Task details — In the material below, find how many lines contain the string "danger". Write only that number.

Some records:
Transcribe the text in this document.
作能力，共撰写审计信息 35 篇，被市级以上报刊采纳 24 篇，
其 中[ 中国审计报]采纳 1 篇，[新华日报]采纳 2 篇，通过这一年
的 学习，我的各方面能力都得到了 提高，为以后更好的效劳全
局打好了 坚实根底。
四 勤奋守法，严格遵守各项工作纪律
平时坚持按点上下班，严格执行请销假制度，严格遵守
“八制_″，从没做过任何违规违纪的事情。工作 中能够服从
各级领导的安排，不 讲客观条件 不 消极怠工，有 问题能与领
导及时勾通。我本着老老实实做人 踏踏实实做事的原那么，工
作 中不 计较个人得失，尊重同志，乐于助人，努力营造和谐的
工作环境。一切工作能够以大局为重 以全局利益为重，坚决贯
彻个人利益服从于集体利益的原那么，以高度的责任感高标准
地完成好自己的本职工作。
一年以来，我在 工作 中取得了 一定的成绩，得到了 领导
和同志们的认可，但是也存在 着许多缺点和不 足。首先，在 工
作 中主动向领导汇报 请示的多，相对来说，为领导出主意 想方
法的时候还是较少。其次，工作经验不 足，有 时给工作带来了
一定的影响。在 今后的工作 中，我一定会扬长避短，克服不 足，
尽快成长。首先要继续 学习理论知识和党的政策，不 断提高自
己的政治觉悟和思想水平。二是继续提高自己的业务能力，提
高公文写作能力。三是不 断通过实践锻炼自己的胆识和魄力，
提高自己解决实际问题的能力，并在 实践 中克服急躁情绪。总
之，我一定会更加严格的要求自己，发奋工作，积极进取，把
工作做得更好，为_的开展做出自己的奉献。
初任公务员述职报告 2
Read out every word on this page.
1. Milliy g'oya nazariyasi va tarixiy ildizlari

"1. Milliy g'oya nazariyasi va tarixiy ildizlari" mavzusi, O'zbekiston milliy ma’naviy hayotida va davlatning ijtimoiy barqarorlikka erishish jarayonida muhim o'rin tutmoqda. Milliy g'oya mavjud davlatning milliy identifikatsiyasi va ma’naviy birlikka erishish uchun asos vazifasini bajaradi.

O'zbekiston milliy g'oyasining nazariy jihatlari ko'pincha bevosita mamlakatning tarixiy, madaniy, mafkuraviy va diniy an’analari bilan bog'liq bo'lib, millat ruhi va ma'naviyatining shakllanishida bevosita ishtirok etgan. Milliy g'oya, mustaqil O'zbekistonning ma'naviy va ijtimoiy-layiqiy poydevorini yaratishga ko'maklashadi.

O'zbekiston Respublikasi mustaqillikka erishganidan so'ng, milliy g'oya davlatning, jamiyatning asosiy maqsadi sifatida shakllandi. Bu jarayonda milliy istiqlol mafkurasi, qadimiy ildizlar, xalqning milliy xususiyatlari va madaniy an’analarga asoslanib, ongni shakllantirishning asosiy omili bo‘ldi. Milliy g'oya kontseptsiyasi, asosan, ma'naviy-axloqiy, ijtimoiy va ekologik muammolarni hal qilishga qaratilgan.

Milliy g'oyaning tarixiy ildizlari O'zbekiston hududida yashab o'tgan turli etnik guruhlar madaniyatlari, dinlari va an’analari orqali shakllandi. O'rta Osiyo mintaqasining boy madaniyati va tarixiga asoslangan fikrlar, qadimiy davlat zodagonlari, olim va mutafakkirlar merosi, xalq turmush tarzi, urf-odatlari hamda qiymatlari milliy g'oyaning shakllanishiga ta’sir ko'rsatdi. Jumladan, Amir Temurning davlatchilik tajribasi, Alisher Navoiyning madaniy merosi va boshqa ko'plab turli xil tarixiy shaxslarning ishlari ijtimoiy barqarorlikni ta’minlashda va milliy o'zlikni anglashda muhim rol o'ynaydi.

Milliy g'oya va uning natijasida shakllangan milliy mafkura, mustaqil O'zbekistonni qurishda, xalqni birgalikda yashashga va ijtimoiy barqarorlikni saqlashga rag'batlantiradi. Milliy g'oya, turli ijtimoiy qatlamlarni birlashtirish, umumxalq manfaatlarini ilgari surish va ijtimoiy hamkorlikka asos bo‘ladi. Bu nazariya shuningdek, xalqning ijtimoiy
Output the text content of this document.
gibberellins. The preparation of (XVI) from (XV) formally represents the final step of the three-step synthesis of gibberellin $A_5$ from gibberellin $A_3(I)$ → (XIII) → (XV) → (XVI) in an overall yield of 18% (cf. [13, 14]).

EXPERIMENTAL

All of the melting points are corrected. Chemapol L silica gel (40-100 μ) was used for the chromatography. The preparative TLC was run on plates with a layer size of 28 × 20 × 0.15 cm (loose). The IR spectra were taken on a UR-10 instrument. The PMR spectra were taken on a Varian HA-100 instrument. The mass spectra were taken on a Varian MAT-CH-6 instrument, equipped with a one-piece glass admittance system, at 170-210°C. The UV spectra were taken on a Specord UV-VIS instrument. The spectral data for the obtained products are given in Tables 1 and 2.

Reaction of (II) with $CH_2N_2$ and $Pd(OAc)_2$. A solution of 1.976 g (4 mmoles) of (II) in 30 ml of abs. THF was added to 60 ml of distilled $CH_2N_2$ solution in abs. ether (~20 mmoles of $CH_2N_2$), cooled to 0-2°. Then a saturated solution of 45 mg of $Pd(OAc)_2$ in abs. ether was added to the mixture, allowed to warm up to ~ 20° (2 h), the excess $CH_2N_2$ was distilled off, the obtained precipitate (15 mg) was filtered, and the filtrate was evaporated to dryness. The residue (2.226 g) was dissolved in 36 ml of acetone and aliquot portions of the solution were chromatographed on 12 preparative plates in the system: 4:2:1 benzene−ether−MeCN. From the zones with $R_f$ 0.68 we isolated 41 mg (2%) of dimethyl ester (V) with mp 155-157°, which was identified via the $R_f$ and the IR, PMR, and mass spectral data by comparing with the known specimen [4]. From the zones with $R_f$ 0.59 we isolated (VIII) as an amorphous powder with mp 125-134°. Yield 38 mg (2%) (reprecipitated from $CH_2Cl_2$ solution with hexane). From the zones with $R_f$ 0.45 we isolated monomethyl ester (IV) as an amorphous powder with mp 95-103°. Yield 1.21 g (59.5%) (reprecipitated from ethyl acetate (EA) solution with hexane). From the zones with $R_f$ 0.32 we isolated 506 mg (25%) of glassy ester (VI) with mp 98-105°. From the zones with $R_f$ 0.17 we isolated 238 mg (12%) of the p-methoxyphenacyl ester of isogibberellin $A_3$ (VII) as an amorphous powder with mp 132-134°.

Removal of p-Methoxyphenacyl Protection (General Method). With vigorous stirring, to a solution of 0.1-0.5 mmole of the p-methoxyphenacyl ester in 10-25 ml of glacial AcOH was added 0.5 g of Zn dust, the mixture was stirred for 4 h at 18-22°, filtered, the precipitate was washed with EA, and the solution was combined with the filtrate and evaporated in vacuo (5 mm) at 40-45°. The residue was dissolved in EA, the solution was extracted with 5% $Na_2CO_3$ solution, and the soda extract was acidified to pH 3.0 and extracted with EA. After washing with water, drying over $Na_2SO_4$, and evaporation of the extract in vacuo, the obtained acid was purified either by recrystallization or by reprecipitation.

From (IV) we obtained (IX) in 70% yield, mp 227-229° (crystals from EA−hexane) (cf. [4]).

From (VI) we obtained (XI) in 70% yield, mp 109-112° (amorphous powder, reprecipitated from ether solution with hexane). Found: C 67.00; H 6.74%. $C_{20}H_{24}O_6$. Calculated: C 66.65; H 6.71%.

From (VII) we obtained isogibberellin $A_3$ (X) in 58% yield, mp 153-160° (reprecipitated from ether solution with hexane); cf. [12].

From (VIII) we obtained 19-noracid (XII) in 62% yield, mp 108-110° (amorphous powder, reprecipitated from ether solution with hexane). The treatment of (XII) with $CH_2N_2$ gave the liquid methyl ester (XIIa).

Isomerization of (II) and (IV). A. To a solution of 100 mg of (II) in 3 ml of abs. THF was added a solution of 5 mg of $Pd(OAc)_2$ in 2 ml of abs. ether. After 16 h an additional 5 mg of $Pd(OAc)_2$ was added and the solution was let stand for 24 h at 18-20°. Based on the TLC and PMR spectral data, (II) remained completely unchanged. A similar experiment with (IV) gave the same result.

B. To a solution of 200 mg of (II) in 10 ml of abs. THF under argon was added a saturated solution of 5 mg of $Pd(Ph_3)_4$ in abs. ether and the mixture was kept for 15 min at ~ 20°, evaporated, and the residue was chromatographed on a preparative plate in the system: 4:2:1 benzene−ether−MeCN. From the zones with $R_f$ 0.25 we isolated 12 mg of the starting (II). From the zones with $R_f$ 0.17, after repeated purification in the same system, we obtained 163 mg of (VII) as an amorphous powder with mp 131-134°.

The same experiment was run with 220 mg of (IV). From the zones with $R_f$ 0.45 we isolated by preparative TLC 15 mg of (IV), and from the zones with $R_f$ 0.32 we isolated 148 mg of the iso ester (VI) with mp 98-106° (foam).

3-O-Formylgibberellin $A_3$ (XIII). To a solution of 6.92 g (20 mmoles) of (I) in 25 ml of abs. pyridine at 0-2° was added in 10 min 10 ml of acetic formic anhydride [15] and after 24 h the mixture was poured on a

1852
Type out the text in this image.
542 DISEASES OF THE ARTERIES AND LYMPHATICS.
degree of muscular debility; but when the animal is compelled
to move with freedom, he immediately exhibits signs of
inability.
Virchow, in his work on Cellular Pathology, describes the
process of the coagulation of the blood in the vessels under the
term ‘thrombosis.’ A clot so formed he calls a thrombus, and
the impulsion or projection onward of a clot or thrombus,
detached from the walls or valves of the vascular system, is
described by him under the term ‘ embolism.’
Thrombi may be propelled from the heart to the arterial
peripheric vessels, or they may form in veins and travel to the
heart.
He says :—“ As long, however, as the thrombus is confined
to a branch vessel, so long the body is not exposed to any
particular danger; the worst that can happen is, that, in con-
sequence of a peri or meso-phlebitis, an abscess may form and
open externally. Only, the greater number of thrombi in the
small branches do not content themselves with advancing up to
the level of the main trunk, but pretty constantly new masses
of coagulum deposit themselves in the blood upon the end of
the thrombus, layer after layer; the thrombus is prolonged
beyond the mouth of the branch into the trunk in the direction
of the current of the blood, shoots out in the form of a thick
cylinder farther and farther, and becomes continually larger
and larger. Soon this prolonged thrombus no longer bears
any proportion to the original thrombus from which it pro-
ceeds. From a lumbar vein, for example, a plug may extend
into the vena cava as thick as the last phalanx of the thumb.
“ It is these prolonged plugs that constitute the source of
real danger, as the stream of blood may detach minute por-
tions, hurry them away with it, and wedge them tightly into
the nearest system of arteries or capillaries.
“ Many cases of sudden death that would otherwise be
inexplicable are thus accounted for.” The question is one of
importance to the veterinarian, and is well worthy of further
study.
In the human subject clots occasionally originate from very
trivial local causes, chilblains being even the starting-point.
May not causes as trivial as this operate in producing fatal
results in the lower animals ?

Completed task — 2